• What is asked
Copy each line below without leaving any out.

◆ ◆ ◆ ◆ ◆ ◆ ◆

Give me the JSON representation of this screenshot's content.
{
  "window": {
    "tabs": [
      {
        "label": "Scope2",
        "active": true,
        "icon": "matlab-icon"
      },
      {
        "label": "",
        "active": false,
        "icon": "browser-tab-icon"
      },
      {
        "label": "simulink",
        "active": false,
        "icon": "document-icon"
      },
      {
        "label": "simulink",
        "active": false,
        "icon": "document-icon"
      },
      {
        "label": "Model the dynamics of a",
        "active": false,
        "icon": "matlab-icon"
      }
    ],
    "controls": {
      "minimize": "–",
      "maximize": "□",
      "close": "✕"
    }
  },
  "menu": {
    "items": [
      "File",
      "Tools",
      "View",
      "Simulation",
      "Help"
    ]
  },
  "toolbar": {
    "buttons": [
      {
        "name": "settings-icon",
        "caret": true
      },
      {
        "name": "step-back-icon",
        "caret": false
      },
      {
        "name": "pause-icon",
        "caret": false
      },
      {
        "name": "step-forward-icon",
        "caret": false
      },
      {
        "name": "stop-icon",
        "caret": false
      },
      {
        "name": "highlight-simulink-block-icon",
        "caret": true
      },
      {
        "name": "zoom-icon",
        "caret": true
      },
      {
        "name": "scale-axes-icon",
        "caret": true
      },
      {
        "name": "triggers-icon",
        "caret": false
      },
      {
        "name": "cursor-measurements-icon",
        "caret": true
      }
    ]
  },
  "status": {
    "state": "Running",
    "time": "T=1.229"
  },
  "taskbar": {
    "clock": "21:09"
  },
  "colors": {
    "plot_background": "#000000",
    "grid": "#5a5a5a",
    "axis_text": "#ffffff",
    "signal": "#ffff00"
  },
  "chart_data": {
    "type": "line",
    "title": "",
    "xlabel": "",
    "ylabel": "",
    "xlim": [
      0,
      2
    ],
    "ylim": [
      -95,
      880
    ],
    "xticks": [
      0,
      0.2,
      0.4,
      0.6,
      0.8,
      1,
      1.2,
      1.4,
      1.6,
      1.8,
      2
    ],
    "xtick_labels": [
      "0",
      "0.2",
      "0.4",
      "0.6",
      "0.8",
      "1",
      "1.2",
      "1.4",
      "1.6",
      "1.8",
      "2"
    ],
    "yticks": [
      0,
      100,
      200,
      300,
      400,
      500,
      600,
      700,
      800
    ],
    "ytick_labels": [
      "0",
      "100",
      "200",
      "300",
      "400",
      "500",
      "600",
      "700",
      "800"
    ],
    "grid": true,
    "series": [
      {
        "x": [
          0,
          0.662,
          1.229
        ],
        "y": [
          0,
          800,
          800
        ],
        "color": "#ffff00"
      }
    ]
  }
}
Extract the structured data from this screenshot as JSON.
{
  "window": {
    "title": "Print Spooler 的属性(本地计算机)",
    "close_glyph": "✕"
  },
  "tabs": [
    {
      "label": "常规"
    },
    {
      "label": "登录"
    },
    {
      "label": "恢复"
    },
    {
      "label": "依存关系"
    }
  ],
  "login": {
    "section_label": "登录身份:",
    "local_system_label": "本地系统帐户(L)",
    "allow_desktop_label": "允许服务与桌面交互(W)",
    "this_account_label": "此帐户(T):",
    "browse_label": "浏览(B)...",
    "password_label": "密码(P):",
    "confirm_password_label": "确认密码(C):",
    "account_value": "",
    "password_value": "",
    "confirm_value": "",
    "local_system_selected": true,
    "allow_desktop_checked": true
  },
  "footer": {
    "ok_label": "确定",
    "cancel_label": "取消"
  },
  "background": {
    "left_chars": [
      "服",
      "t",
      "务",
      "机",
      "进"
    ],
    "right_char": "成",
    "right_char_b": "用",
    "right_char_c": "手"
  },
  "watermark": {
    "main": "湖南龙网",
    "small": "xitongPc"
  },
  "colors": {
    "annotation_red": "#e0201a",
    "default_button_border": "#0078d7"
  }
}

◆ ◆ ◆ ◆ ◆ ◆ ◆

• Problem solution
Give me the JSON representation of this screenshot's content.
{
  "window": {
    "tabs": [
      {
        "label": "Scope2",
        "active": true,
        "icon": "matlab-icon"
      },
      {
        "label": "",
        "active": false,
        "icon": "browser-tab-icon"
      },
      {
        "label": "simulink",
        "active": false,
        "icon": "document-icon"
      },
      {
        "label": "simulink",
        "active": false,
        "icon": "document-icon"
      },
      {
        "label": "Model the dynamics of a",
        "active": false,
        "icon": "matlab-icon"
      }
    ],
    "controls": {
      "minimize": "–",
      "maximize": "□",
      "close": "✕"
    }
  },
  "menu": {
    "items": [
      "File",
      "Tools",
      "View",
      "Simulation",
      "Help"
    ]
  },
  "toolbar": {
    "buttons": [
      {
        "name": "settings-icon",
        "caret": true
      },
      {
        "name": "step-back-icon",
        "caret": false
      },
      {
        "name": "pause-icon",
        "caret": false
      },
      {
        "name": "step-forward-icon",
        "caret": false
      },
      {
        "name": "stop-icon",
        "caret": false
      },
      {
        "name": "highlight-simulink-block-icon",
        "caret": true
      },
      {
        "name": "zoom-icon",
        "caret": true
      },
      {
        "name": "scale-axes-icon",
        "caret": true
      },
      {
        "name": "triggers-icon",
        "caret": false
      },
      {
        "name": "cursor-measurements-icon",
        "caret": true
      }
    ]
  },
  "status": {
    "state": "Running",
    "time": "T=1.229"
  },
  "taskbar": {
    "clock": "21:09"
  },
  "colors": {
    "plot_background": "#000000",
    "grid": "#5a5a5a",
    "axis_text": "#ffffff",
    "signal": "#ffff00"
  },
  "chart_data": {
    "type": "line",
    "title": "",
    "xlabel": "",
    "ylabel": "",
    "xlim": [
      0,
      2
    ],
    "ylim": [
      -95,
      880
    ],
    "xticks": [
      0,
      0.2,
      0.4,
      0.6,
      0.8,
      1,
      1.2,
      1.4,
      1.6,
      1.8,
      2
    ],
    "xtick_labels": [
      "0",
      "0.2",
      "0.4",
      "0.6",
      "0.8",
      "1",
      "1.2",
      "1.4",
      "1.6",
      "1.8",
      "2"
    ],
    "yticks": [
      0,
      100,
      200,
      300,
      400,
      500,
      600,
      700,
      800
    ],
    "ytick_labels": [
      "0",
      "100",
      "200",
      "300",
      "400",
      "500",
      "600",
      "700",
      "800"
    ],
    "grid": true,
    "series": [
      {
        "x": [
          0,
          0.662,
          1.229
        ],
        "y": [
          0,
          800,
          800
        ],
        "color": "#ffff00"
      }
    ]
  }
}
Extract the structured data from this screenshot as JSON.
{
  "window": {
    "title": "Print Spooler 的属性(本地计算机)",
    "close_glyph": "✕"
  },
  "tabs": [
    {
      "label": "常规"
    },
    {
      "label": "登录"
    },
    {
      "label": "恢复"
    },
    {
      "label": "依存关系"
    }
  ],
  "login": {
    "section_label": "登录身份:",
    "local_system_label": "本地系统帐户(L)",
    "allow_desktop_label": "允许服务与桌面交互(W)",
    "this_account_label": "此帐户(T):",
    "browse_label": "浏览(B)...",
    "password_label": "密码(P):",
    "confirm_password_label": "确认密码(C):",
    "account_value": "",
    "password_value": "",
    "confirm_value": "",
    "local_system_selected": true,
    "allow_desktop_checked": true
  },
  "footer": {
    "ok_label": "确定",
    "cancel_label": "取消"
  },
  "background": {
    "left_chars": [
      "服",
      "t",
      "务",
      "机",
      "进"
    ],
    "right_char": "成",
    "right_char_b": "用",
    "right_char_c": "手"
  },
  "watermark": {
    "main": "湖南龙网",
    "small": "xitongPc"
  },
  "colors": {
    "annotation_red": "#e0201a",
    "default_button_border": "#0078d7"
  }
}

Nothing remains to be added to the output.